Problem statement |
Each line that holds the word "content" counts once; report how many lines do so and nothing else.

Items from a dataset
-- start --
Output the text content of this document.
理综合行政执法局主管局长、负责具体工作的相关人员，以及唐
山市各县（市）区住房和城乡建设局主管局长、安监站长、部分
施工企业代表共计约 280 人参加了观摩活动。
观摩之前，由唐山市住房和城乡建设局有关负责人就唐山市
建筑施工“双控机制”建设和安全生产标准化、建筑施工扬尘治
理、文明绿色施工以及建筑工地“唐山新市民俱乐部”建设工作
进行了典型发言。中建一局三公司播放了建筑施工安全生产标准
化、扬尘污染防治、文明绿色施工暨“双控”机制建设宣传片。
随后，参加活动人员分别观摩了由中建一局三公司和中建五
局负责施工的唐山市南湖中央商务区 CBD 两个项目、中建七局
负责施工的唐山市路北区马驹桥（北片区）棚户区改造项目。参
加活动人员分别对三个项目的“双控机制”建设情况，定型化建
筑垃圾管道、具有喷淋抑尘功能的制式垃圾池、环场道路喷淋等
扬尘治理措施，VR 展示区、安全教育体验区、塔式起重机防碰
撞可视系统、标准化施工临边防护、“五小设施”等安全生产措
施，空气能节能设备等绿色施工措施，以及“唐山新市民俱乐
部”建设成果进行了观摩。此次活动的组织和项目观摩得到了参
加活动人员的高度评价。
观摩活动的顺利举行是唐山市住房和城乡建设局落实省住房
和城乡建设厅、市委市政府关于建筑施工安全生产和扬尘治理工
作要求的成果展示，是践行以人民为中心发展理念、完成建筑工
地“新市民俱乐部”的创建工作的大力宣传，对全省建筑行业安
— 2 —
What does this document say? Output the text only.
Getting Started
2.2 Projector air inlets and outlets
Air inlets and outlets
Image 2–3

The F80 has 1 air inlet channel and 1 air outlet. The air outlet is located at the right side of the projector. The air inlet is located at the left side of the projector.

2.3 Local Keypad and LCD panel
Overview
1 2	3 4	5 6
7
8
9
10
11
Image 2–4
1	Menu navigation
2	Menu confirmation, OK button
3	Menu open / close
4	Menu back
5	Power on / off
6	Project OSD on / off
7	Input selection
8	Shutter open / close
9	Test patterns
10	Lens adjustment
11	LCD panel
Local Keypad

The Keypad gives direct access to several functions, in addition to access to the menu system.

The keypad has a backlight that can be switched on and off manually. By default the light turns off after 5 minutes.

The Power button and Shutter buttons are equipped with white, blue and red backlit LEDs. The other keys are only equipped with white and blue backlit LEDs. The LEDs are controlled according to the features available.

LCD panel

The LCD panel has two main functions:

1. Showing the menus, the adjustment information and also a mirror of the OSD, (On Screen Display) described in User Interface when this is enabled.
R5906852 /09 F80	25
-- end --
-- start --
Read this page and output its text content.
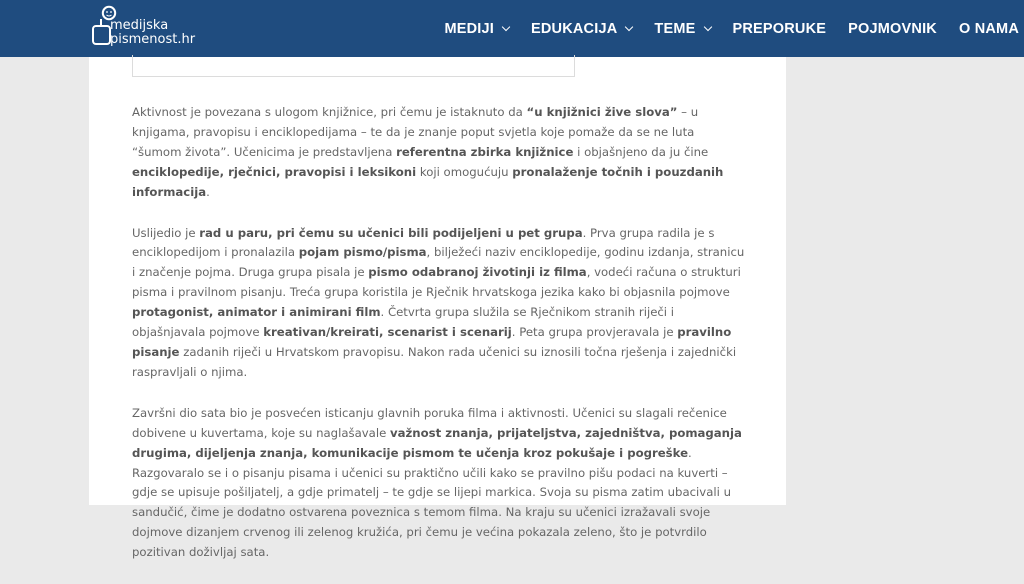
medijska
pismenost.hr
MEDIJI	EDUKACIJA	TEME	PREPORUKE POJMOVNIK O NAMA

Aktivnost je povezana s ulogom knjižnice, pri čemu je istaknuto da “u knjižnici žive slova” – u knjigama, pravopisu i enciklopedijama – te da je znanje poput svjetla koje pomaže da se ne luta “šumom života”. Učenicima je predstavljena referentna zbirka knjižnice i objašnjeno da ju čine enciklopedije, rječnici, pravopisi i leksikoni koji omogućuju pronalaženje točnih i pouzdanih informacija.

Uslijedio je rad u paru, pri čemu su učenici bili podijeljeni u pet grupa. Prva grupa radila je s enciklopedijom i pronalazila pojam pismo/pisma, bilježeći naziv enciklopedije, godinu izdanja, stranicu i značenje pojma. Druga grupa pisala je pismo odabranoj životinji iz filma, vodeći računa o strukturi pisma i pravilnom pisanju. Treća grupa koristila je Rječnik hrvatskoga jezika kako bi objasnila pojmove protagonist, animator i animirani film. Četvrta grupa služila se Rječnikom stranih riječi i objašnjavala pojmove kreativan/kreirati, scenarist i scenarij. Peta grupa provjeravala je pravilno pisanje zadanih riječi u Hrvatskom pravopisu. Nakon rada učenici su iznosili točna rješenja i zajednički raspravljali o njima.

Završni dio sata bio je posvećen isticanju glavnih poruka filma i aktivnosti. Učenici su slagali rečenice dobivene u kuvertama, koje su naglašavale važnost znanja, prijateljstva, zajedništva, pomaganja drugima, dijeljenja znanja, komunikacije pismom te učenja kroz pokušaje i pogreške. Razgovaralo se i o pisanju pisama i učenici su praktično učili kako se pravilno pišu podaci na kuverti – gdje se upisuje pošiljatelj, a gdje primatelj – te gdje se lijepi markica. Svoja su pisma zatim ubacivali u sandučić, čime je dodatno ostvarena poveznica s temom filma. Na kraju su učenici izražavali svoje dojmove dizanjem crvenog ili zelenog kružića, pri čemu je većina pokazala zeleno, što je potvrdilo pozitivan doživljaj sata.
-- end --
Output for this exercise |
2